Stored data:
▬▬▬▬▬▬▬▬▬▬

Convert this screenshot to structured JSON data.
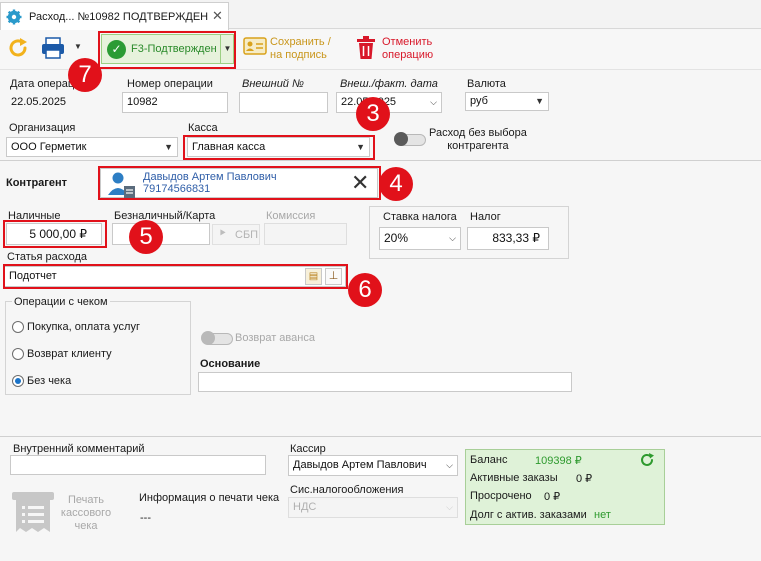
{
  "tab": {
    "title": "Расход... №10982 ПОДТВЕРЖДЕН"
  },
  "toolbar": {
    "confirm_label": "F3-Подтвержден",
    "save_label_1": "Сохранить /",
    "save_label_2": "на подпись",
    "cancel_label_1": "Отменить",
    "cancel_label_2": "операцию"
  },
  "form": {
    "date_label": "Дата операции",
    "date_value": "22.05.2025",
    "number_label": "Номер операции",
    "number_value": "10982",
    "external_label": "Внешний №",
    "external_value": "",
    "ext_date_label": "Внеш./факт. дата",
    "ext_date_value": "22.05.2025",
    "currency_label": "Валюта",
    "currency_value": "руб",
    "org_label": "Организация",
    "org_value": "ООО Герметик",
    "kassa_label": "Касса",
    "kassa_value": "Главная касса",
    "no_contragent_label_1": "Расход без выбора",
    "no_contragent_label_2": "контрагента",
    "contragent_label": "Контрагент",
    "contragent_name": "Давыдов Артем Павлович",
    "contragent_phone": "79174566831",
    "cash_label": "Наличные",
    "cash_value": "5 000,00 ₽",
    "cashless_label": "Безналичный/Карта",
    "cashless_value": "",
    "sbp_label": "СБП",
    "commission_label": "Комиссия",
    "tax_rate_label": "Ставка налога",
    "tax_rate_value": "20%",
    "tax_label": "Налог",
    "tax_value": "833,33 ₽",
    "expense_item_label": "Статья расхода",
    "expense_item_value": "Подотчет"
  },
  "receipt_ops": {
    "title": "Операции с чеком",
    "options": [
      "Покупка, оплата услуг",
      "Возврат клиенту",
      "Без чека"
    ],
    "selected": "Без чека"
  },
  "advance_return_label": "Возврат аванса",
  "basis_label": "Основание",
  "basis_value": "",
  "bottom": {
    "comment_label": "Внутренний комментарий",
    "comment_value": "",
    "print_label_1": "Печать",
    "print_label_2": "кассового",
    "print_label_3": "чека",
    "print_info_label": "Информация о печати чека",
    "print_info_value": "---",
    "cashier_label": "Кассир",
    "cashier_value": "Давыдов Артем Павлович",
    "tax_system_label": "Сис.налогообложения",
    "tax_system_value": "НДС"
  },
  "balance": {
    "balance_label": "Баланс",
    "balance_value": "109398 ₽",
    "active_orders_label": "Активные заказы",
    "active_orders_value": "0 ₽",
    "overdue_label": "Просрочено",
    "overdue_value": "0 ₽",
    "debt_label": "Долг с актив. заказами",
    "debt_value": "нет"
  },
  "annotations": [
    "3",
    "4",
    "5",
    "6",
    "7"
  ],
  "colors": {
    "accent": "#1a73c8",
    "annotation": "#e1111a",
    "positive": "#2e9a2e",
    "danger": "#d8182a"
  }
}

▬▬▬▬▬▬▬▬▬▬

## Work to do
Consider the entries above and return each line with the string "title".

## Task result
    "title": "Расход... №10982 ПОДТВЕРЖДЕН"
    "title": "Операции с чеком",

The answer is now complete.